▶ _Problem description_
Reproduce the listing below verbatim, omitting the pictures.
[Data section start]
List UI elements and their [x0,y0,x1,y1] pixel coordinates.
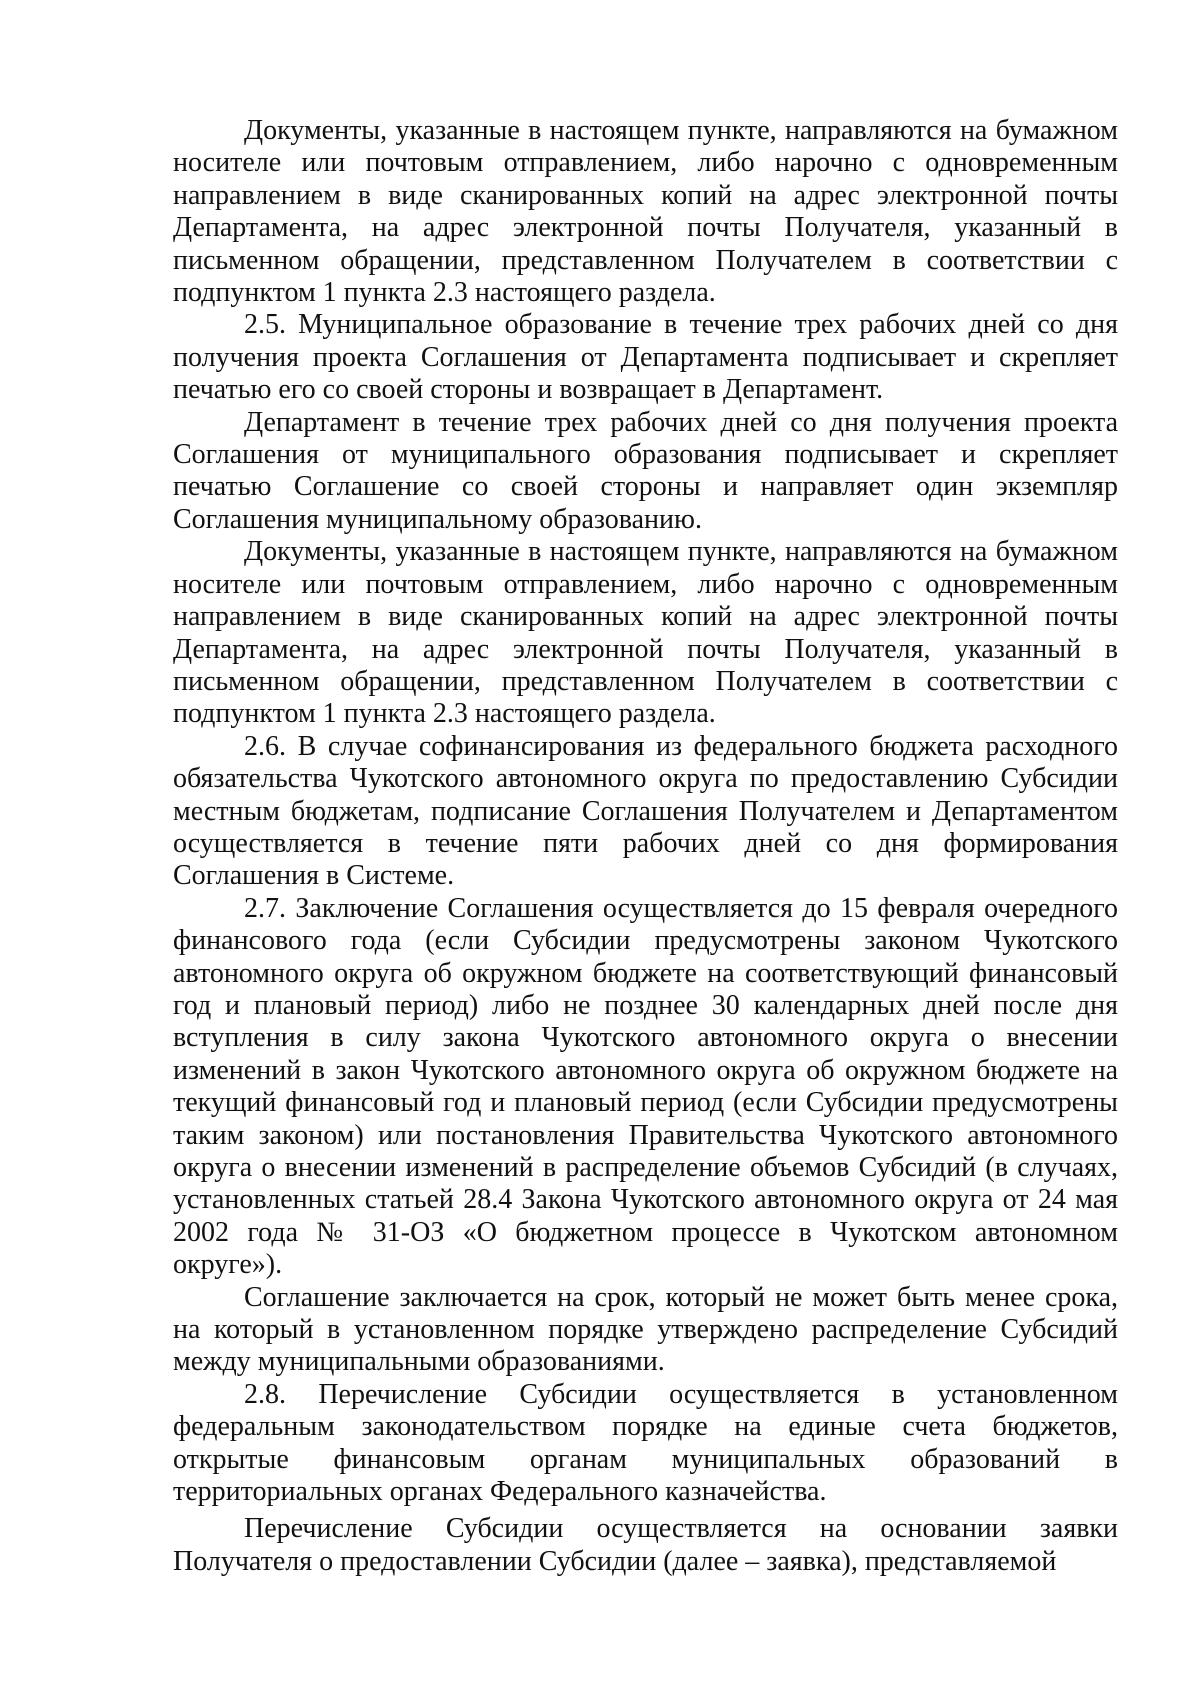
paragraph-department-signing: Департамент в течение трех рабочих дней со дня получения проекта Соглашения от муниципального образования подписывает и скрепляет печатью Соглашение со своей стороны и направляет один экземпляр Соглашения муниципальному образованию. [173,406,1118,535]
paragraph-2-7: 2.7. Заключение Соглашения осуществляется до 15 февраля очередного финансового года (если Субсидии предусмотрены законом Чукотского автономного округа об окружном бюджете на соответствующий финансовый год и плановый период) либо не позднее 30 календарных дней после дня вступления в силу закона Чукотского автономного округа о внесении изменений в закон Чукотского автономного округа об окружном бюджете на текущий финансовый год и плановый период (если Субсидии предусмотрены таким законом) или постановления Правительства Чукотского автономного округа о внесении изменений в распределение объемов Субсидий (в случаях, установленных статьей 28.4 Закона Чукотского автономного округа от 24 мая 2002 года № 31-ОЗ «О бюджетном процессе в Чукотском автономном округе»). [173,892,1118,1281]
paragraph-documents-sending-1: Документы, указанные в настоящем пункте, направляются на бумажном носителе или почтовым отправлением, либо нарочно с одновременным направлением в виде сканированных копий на адрес электронной почты Департамента, на адрес электронной почты Получателя, указанный в письменном обращении, представленном Получателем в соответствии с подпунктом 1 пункта 2.3 настоящего раздела. [173,115,1118,309]
paragraph-documents-sending-2: Документы, указанные в настоящем пункте, направляются на бумажном носителе или почтовым отправлением, либо нарочно с одновременным направлением в виде сканированных копий на адрес электронной почты Департамента, на адрес электронной почты Получателя, указанный в письменном обращении, представленном Получателем в соответствии с подпунктом 1 пункта 2.3 настоящего раздела. [173,536,1118,730]
paragraph-2-5: 2.5. Муниципальное образование в течение трех рабочих дней со дня получения проекта Соглашения от Департамента подписывает и скрепляет печатью его со своей стороны и возвращает в Департамент. [173,309,1118,406]
paragraph-2-8: 2.8. Перечисление Субсидии осуществляется в установленном федеральным законодательством порядке на единые счета бюджетов, открытые финансовым органам муниципальных образований в территориальных органах Федерального казначейства. [173,1378,1118,1508]
paragraph-agreement-term: Соглашение заключается на срок, который не может быть менее срока, на который в установленном порядке утверждено распределение Субсидий между муниципальными образованиями. [173,1281,1118,1378]
document-page [173,115,1118,1578]
paragraph-transfer-request: Перечисление Субсидии осуществляется на основании заявки Получателя о предоставлении Субсидии (далее – заявка), представляемой [173,1513,1118,1577]
paragraph-2-6: 2.6. В случае софинансирования из федерального бюджета расходного обязательства Чукотского автономного округа по предоставлению Субсидии местным бюджетам, подписание Соглашения Получателем и Департаментом осуществляется в течение пяти рабочих дней со дня формирования Соглашения в Системе. [173,730,1118,892]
[Data section end]
▶ _Exercise response_
List UI elements and their [x0,y0,x1,y1] pixel coordinates.
paragraph-department-signing: Департамент в течение трех рабочих дней со дня получения проекта Соглашения от муниципального образования подписывает и скрепляет печатью Соглашение со своей стороны и направляет один экземпляр Соглашения муниципальному образованию. [173,406,1118,535]
paragraph-2-7: 2.7. Заключение Соглашения осуществляется до 15 февраля очередного финансового года (если Субсидии предусмотрены законом Чукотского автономного округа об окружном бюджете на соответствующий финансовый год и плановый период) либо не позднее 30 календарных дней после дня вступления в силу закона Чукотского автономного округа о внесении изменений в закон Чукотского автономного округа об окружном бюджете на текущий финансовый год и плановый период (если Субсидии предусмотрены таким законом) или постановления Правительства Чукотского автономного округа о внесении изменений в распределение объемов Субсидий (в случаях, установленных статьей 28.4 Закона Чукотского автономного округа от 24 мая 2002 года № 31-ОЗ «О бюджетном процессе в Чукотском автономном округе»). [173,892,1118,1281]
paragraph-documents-sending-1: Документы, указанные в настоящем пункте, направляются на бумажном носителе или почтовым отправлением, либо нарочно с одновременным направлением в виде сканированных копий на адрес электронной почты Департамента, на адрес электронной почты Получателя, указанный в письменном обращении, представленном Получателем в соответствии с подпунктом 1 пункта 2.3 настоящего раздела. [173,115,1118,309]
paragraph-documents-sending-2: Документы, указанные в настоящем пункте, направляются на бумажном носителе или почтовым отправлением, либо нарочно с одновременным направлением в виде сканированных копий на адрес электронной почты Департамента, на адрес электронной почты Получателя, указанный в письменном обращении, представленном Получателем в соответствии с подпунктом 1 пункта 2.3 настоящего раздела. [173,536,1118,730]
paragraph-2-5: 2.5. Муниципальное образование в течение трех рабочих дней со дня получения проекта Соглашения от Департамента подписывает и скрепляет печатью его со своей стороны и возвращает в Департамент. [173,309,1118,406]
paragraph-2-8: 2.8. Перечисление Субсидии осуществляется в установленном федеральным законодательством порядке на единые счета бюджетов, открытые финансовым органам муниципальных образований в территориальных органах Федерального казначейства. [173,1378,1118,1508]
paragraph-agreement-term: Соглашение заключается на срок, который не может быть менее срока, на который в установленном порядке утверждено распределение Субсидий между муниципальными образованиями. [173,1281,1118,1378]
document-page [173,115,1118,1578]
paragraph-transfer-request: Перечисление Субсидии осуществляется на основании заявки Получателя о предоставлении Субсидии (далее – заявка), представляемой [173,1513,1118,1577]
paragraph-2-6: 2.6. В случае софинансирования из федерального бюджета расходного обязательства Чукотского автономного округа по предоставлению Субсидии местным бюджетам, подписание Соглашения Получателем и Департаментом осуществляется в течение пяти рабочих дней со дня формирования Соглашения в Системе. [173,730,1118,892]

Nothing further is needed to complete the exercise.